-- START OF Task data --

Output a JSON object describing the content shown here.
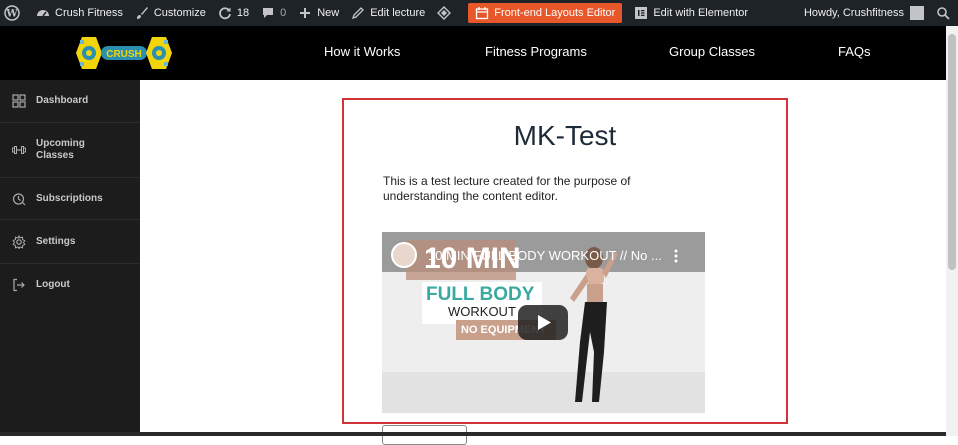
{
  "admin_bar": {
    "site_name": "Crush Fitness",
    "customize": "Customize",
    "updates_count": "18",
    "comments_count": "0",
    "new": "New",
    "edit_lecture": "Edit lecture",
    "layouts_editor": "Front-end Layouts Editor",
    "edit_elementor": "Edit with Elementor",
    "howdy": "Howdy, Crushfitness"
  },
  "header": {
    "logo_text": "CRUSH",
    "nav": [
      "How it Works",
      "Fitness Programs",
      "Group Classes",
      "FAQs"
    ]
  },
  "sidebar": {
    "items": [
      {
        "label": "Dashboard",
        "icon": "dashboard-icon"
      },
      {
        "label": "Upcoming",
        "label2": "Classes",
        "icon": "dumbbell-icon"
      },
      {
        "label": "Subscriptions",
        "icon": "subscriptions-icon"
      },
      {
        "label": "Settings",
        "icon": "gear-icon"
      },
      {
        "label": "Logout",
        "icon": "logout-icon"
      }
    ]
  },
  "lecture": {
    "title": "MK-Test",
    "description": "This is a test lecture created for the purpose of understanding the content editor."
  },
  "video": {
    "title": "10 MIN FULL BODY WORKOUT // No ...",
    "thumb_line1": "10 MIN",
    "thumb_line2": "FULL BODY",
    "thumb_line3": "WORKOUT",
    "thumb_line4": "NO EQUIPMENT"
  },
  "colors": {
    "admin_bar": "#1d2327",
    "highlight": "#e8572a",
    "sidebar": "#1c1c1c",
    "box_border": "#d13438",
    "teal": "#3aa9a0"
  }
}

-- END OF Task data --
-- START OF Task data --

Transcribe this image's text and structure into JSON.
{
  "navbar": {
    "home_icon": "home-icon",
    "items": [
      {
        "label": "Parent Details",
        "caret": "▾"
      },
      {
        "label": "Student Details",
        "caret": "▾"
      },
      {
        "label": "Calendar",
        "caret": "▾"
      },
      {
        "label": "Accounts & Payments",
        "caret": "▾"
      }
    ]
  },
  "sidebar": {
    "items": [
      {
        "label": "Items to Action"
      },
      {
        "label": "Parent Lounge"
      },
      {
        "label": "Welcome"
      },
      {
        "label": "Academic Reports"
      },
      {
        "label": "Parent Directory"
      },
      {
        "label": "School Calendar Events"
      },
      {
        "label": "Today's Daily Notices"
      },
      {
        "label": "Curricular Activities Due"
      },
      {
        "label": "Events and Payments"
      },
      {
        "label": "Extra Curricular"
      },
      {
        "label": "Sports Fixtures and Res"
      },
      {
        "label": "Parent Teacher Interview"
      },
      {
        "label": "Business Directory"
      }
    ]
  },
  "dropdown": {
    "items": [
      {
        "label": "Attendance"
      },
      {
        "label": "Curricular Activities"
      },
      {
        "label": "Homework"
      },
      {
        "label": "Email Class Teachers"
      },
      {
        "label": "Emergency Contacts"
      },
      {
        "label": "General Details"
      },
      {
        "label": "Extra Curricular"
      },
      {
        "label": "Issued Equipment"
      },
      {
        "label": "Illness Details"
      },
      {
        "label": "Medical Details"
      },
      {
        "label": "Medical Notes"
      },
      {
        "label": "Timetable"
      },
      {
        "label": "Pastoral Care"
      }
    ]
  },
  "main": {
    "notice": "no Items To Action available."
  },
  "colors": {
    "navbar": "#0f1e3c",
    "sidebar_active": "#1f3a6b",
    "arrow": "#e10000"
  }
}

-- END OF Task data --
-- START OF Task data --

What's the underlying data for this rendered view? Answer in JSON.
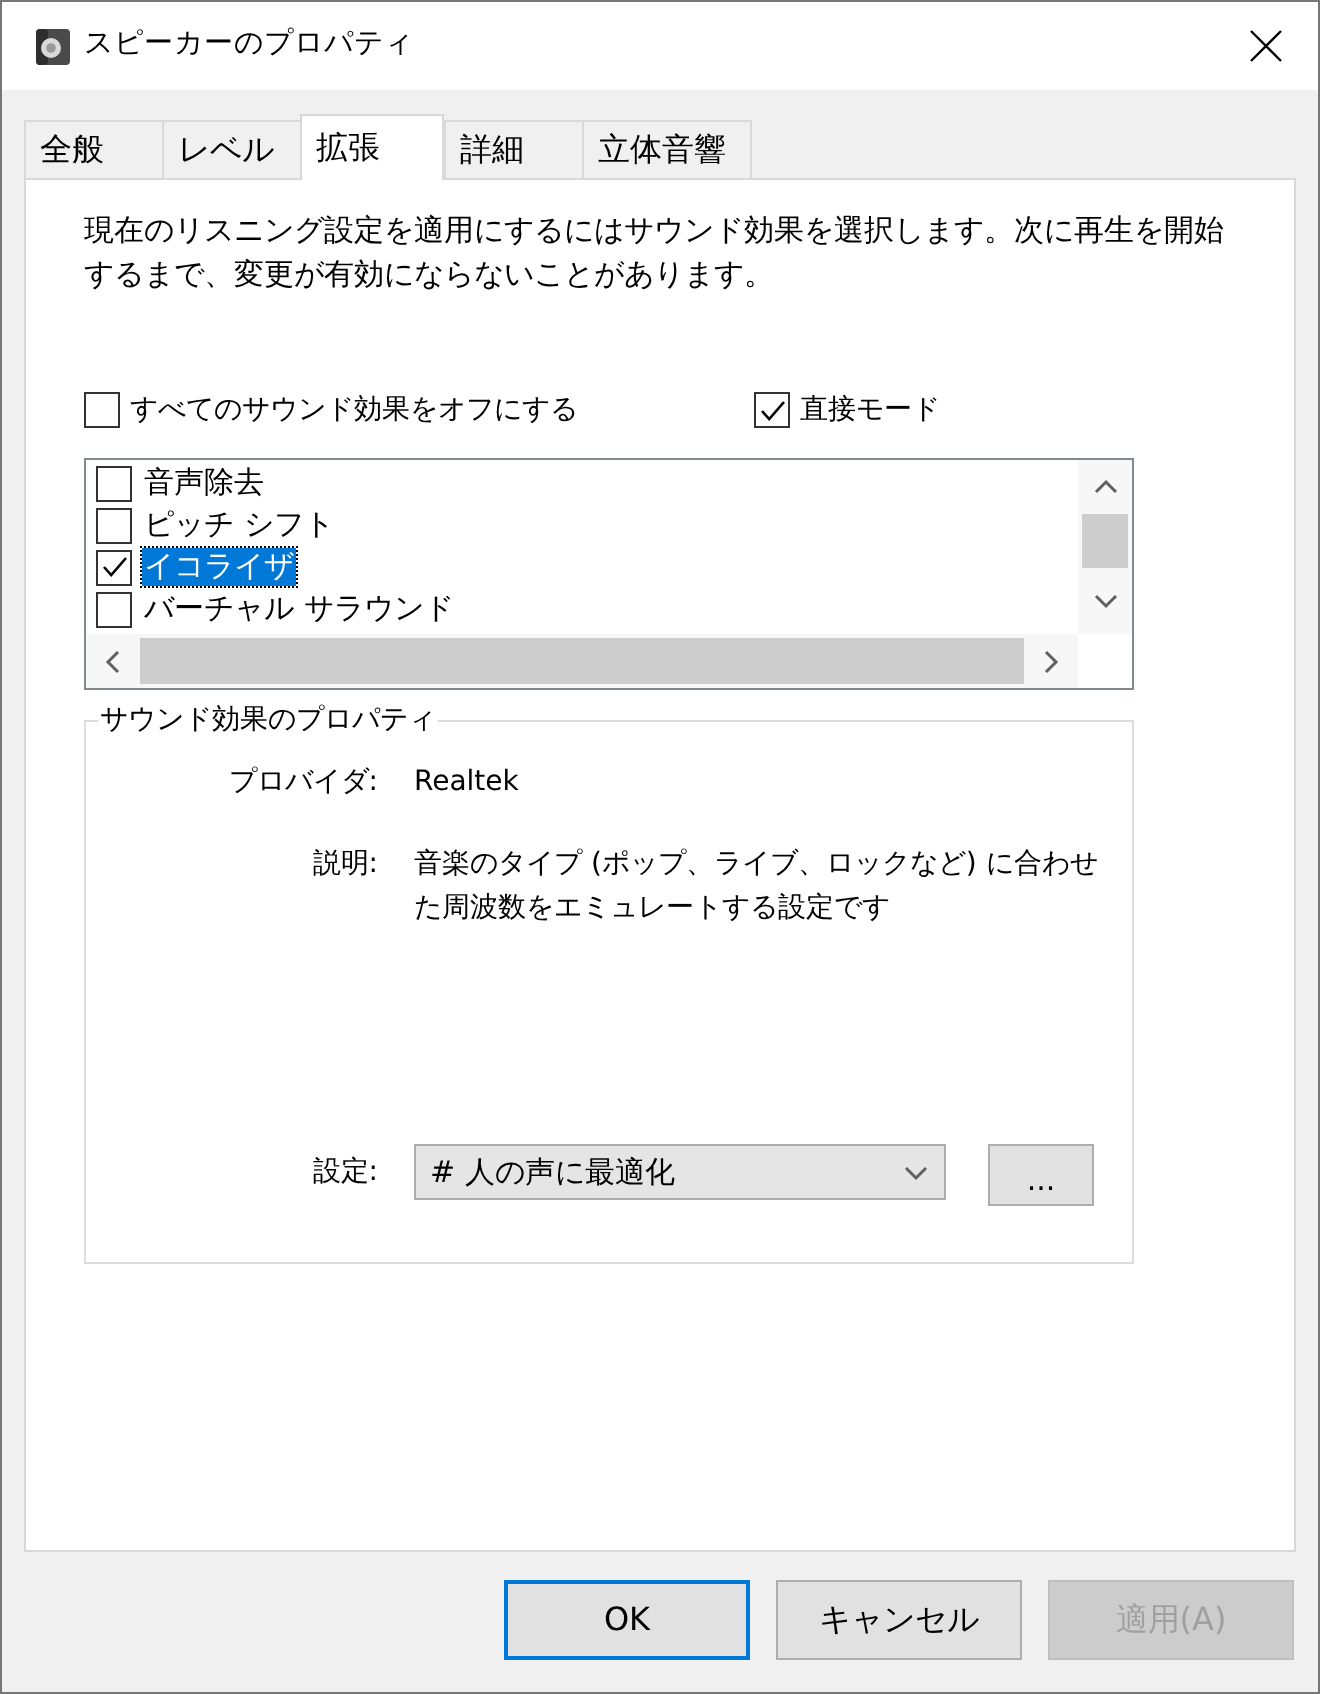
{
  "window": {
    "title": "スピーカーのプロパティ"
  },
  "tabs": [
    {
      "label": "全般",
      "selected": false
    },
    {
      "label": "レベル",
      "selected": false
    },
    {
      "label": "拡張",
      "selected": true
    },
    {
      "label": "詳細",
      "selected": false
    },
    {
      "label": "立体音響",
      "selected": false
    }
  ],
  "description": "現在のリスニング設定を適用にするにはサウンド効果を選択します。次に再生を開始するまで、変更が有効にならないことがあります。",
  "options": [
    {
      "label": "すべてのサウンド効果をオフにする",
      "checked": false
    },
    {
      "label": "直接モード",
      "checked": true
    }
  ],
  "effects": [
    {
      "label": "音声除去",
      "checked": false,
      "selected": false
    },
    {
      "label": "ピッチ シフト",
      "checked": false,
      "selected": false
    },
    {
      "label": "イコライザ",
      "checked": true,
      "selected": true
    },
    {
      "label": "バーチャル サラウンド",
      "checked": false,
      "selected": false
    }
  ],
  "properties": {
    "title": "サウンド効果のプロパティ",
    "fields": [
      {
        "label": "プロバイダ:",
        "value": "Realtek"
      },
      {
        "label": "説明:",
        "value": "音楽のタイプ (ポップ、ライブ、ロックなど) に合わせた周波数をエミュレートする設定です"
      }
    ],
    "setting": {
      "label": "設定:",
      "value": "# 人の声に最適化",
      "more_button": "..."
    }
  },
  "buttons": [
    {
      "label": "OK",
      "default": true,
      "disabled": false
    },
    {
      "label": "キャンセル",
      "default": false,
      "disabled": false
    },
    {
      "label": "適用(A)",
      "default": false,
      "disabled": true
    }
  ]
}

-- END OF Task data --

* [The problem]: Search the data for "Directory" and list every line in which it occurs.

* [Solved problem]:
        "label": "Parent Directory"
        "label": "Business Directory"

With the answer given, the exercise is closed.